[Collected data entries]
* * * * *

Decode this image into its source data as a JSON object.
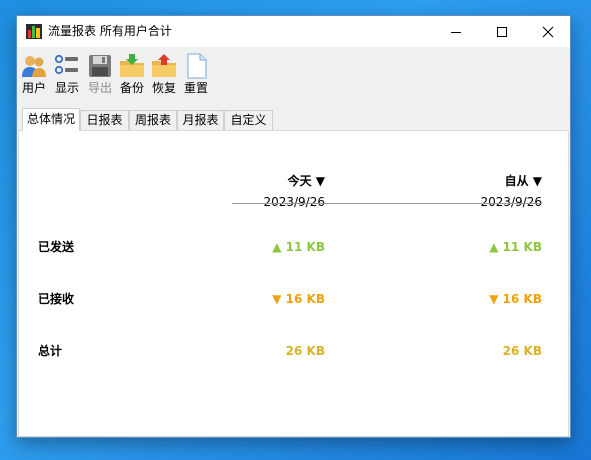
{
  "window": {
    "title": "流量报表 所有用户合计"
  },
  "toolbar": {
    "items": [
      {
        "label": "用户",
        "icon": "users-icon",
        "enabled": true
      },
      {
        "label": "显示",
        "icon": "display-list-icon",
        "enabled": true
      },
      {
        "label": "导出",
        "icon": "floppy-disk-icon",
        "enabled": false
      },
      {
        "label": "备份",
        "icon": "folder-download-icon",
        "enabled": true
      },
      {
        "label": "恢复",
        "icon": "folder-upload-icon",
        "enabled": true
      },
      {
        "label": "重置",
        "icon": "blank-document-icon",
        "enabled": true
      }
    ]
  },
  "tabs": [
    {
      "label": "总体情况",
      "active": true
    },
    {
      "label": "日报表",
      "active": false
    },
    {
      "label": "周报表",
      "active": false
    },
    {
      "label": "月报表",
      "active": false
    },
    {
      "label": "自定义",
      "active": false
    }
  ],
  "report": {
    "columns": [
      {
        "header": "今天 ▼",
        "date": "2023/9/26"
      },
      {
        "header": "自从 ▼",
        "date": "2023/9/26"
      }
    ],
    "rows": [
      {
        "label": "已发送",
        "values": [
          "▲ 11 KB",
          "▲ 11 KB"
        ],
        "color": "#8dc63f"
      },
      {
        "label": "已接收",
        "values": [
          "▼ 16 KB",
          "▼ 16 KB"
        ],
        "color": "#f0a20e"
      },
      {
        "label": "总计",
        "values": [
          "26 KB",
          "26 KB"
        ],
        "color": "#d9b12a"
      }
    ]
  },
  "colors": {
    "desktop": "#2f9ff0",
    "sent": "#8dc63f",
    "received": "#f0a20e",
    "total": "#d9b12a"
  }
}
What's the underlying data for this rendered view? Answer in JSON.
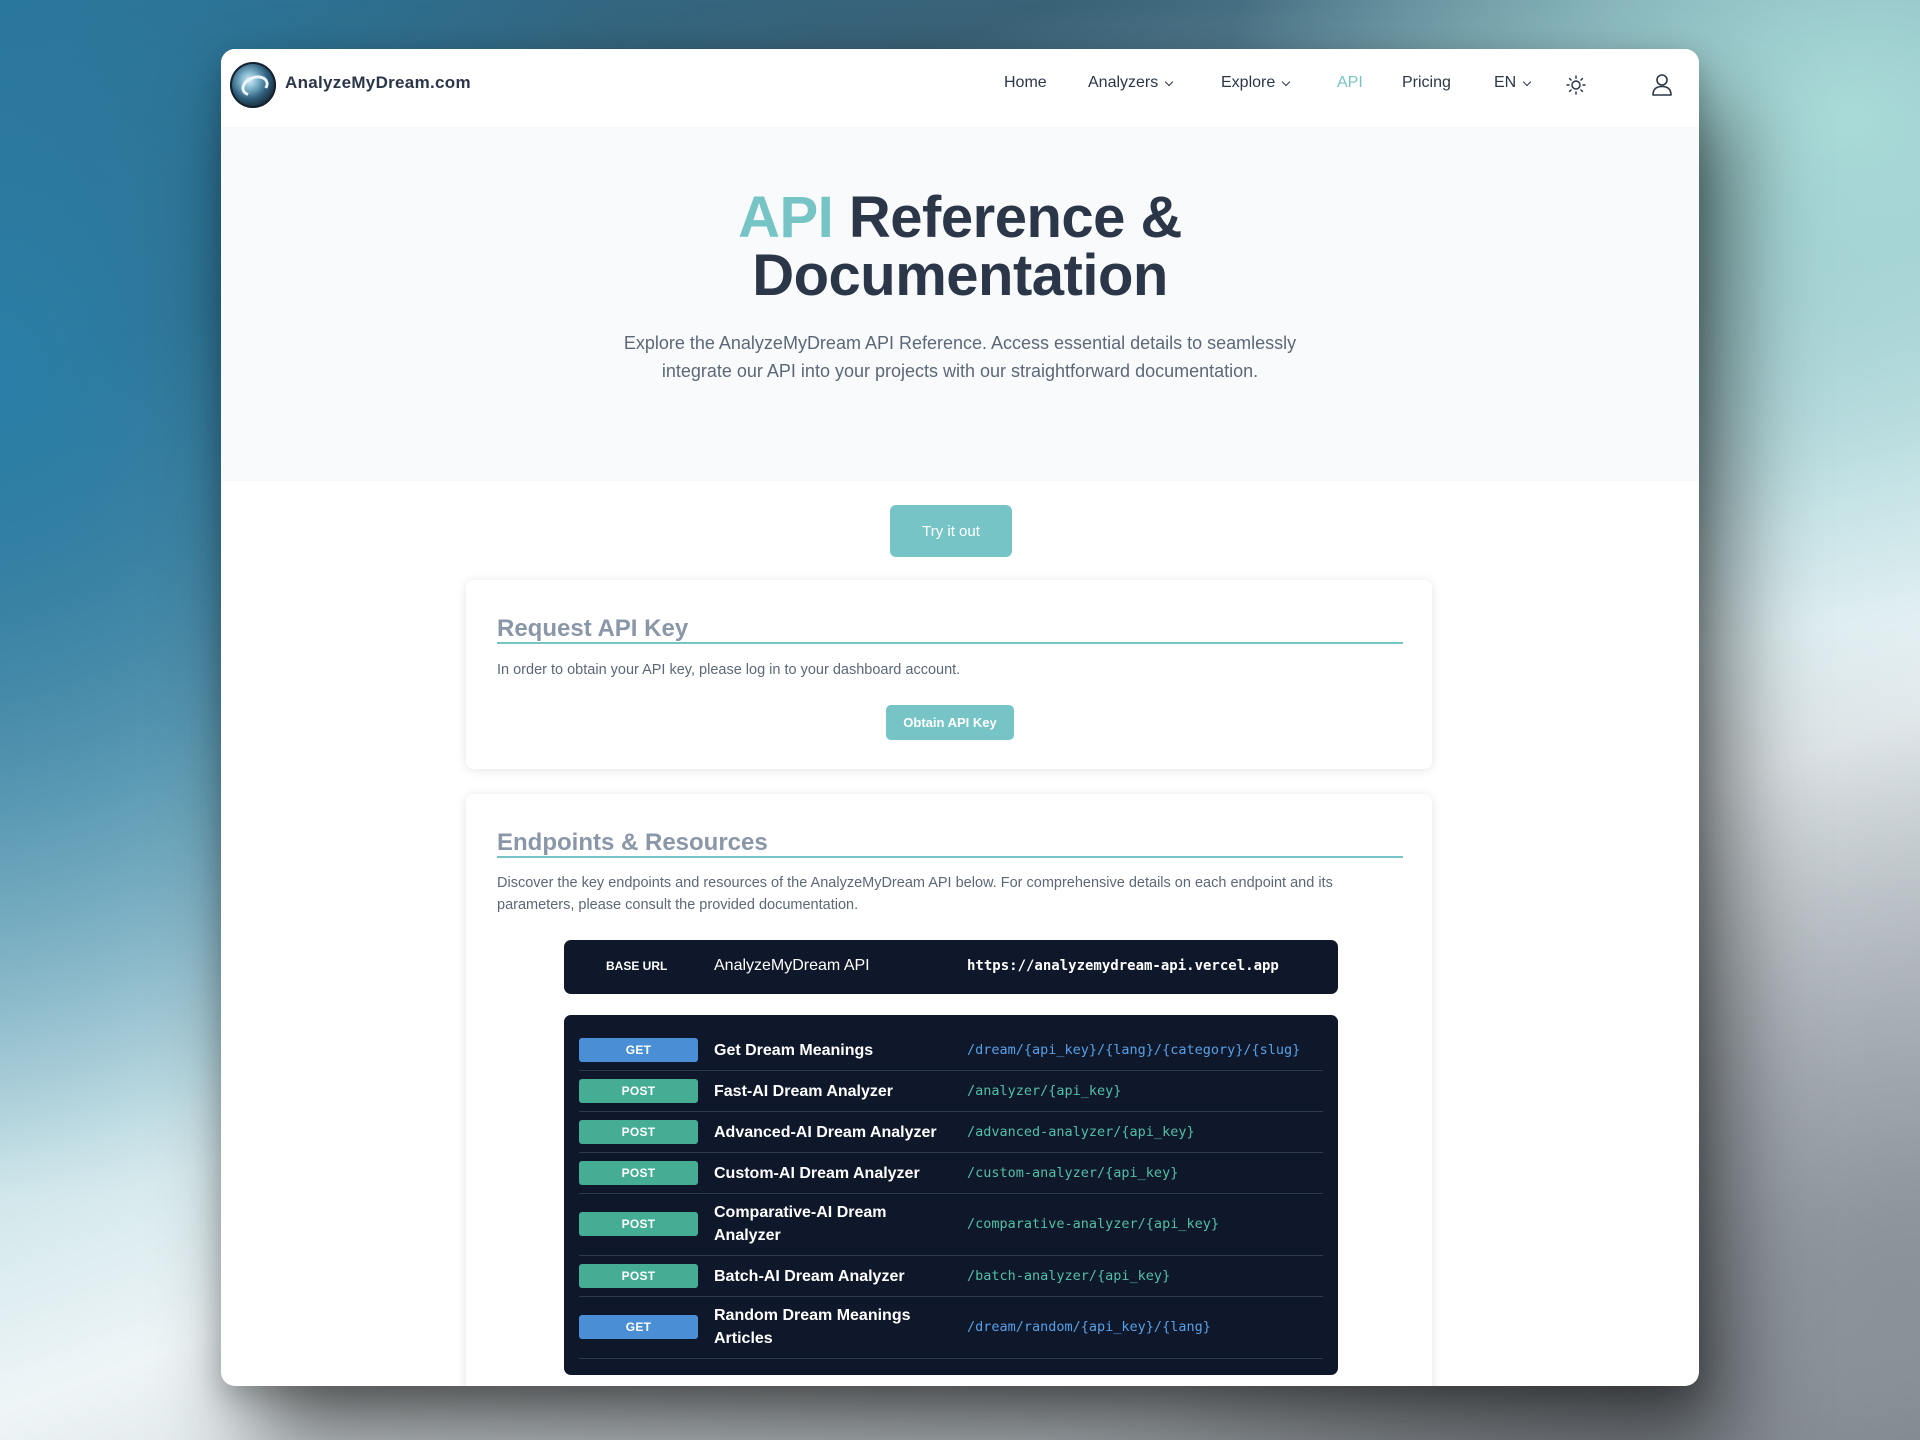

* * * * *

--- Aim of the exercise ---
Which lines hold the word "folder"? Copy each of them from the records.

--- Written answer ---
        "icon": "folder-download-icon",
        "icon": "folder-upload-icon",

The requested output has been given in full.